Write out the whole listing word for word.

-*-*-

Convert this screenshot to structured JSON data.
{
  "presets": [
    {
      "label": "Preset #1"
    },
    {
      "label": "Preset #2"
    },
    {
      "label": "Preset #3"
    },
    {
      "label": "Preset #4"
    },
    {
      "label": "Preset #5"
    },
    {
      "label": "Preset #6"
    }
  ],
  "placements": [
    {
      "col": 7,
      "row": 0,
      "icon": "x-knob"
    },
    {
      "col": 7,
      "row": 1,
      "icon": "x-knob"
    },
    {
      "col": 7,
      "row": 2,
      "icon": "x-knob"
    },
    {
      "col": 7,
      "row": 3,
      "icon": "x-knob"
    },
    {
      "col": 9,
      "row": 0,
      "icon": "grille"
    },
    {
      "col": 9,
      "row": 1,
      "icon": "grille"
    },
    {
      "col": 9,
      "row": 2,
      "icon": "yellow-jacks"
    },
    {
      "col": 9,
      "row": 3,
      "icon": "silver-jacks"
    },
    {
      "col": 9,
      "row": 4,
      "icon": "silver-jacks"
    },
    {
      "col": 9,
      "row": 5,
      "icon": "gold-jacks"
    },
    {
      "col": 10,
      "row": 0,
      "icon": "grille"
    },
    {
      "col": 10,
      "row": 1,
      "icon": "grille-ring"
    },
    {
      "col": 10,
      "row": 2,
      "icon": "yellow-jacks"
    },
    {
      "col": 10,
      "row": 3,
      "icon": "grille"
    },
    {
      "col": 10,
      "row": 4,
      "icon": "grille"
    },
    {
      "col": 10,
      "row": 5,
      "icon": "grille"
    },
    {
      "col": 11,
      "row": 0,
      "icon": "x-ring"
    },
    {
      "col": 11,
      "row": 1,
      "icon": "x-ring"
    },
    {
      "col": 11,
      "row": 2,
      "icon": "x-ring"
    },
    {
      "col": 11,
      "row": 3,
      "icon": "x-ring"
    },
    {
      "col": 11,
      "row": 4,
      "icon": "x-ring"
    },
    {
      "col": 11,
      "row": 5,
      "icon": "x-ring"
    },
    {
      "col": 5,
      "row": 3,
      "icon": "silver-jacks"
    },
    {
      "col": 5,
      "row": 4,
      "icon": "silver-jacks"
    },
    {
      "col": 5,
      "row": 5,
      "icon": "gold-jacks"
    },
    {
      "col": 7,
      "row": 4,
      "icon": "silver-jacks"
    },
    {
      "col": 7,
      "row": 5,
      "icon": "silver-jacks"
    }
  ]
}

-*-*-

REPLY TO THE TASK:
Convert this screenshot to structured JSON data.
{
  "presets": [
    {
      "label": "Preset #1"
    },
    {
      "label": "Preset #2"
    },
    {
      "label": "Preset #3"
    },
    {
      "label": "Preset #4"
    },
    {
      "label": "Preset #5"
    },
    {
      "label": "Preset #6"
    }
  ],
  "placements": [
    {
      "col": 7,
      "row": 0,
      "icon": "x-knob"
    },
    {
      "col": 7,
      "row": 1,
      "icon": "x-knob"
    },
    {
      "col": 7,
      "row": 2,
      "icon": "x-knob"
    },
    {
      "col": 7,
      "row": 3,
      "icon": "x-knob"
    },
    {
      "col": 9,
      "row": 0,
      "icon": "grille"
    },
    {
      "col": 9,
      "row": 1,
      "icon": "grille"
    },
    {
      "col": 9,
      "row": 2,
      "icon": "yellow-jacks"
    },
    {
      "col": 9,
      "row": 3,
      "icon": "silver-jacks"
    },
    {
      "col": 9,
      "row": 4,
      "icon": "silver-jacks"
    },
    {
      "col": 9,
      "row": 5,
      "icon": "gold-jacks"
    },
    {
      "col": 10,
      "row": 0,
      "icon": "grille"
    },
    {
      "col": 10,
      "row": 1,
      "icon": "grille-ring"
    },
    {
      "col": 10,
      "row": 2,
      "icon": "yellow-jacks"
    },
    {
      "col": 10,
      "row": 3,
      "icon": "grille"
    },
    {
      "col": 10,
      "row": 4,
      "icon": "grille"
    },
    {
      "col": 10,
      "row": 5,
      "icon": "grille"
    },
    {
      "col": 11,
      "row": 0,
      "icon": "x-ring"
    },
    {
      "col": 11,
      "row": 1,
      "icon": "x-ring"
    },
    {
      "col": 11,
      "row": 2,
      "icon": "x-ring"
    },
    {
      "col": 11,
      "row": 3,
      "icon": "x-ring"
    },
    {
      "col": 11,
      "row": 4,
      "icon": "x-ring"
    },
    {
      "col": 11,
      "row": 5,
      "icon": "x-ring"
    },
    {
      "col": 5,
      "row": 3,
      "icon": "silver-jacks"
    },
    {
      "col": 5,
      "row": 4,
      "icon": "silver-jacks"
    },
    {
      "col": 5,
      "row": 5,
      "icon": "gold-jacks"
    },
    {
      "col": 7,
      "row": 4,
      "icon": "silver-jacks"
    },
    {
      "col": 7,
      "row": 5,
      "icon": "silver-jacks"
    }
  ]
}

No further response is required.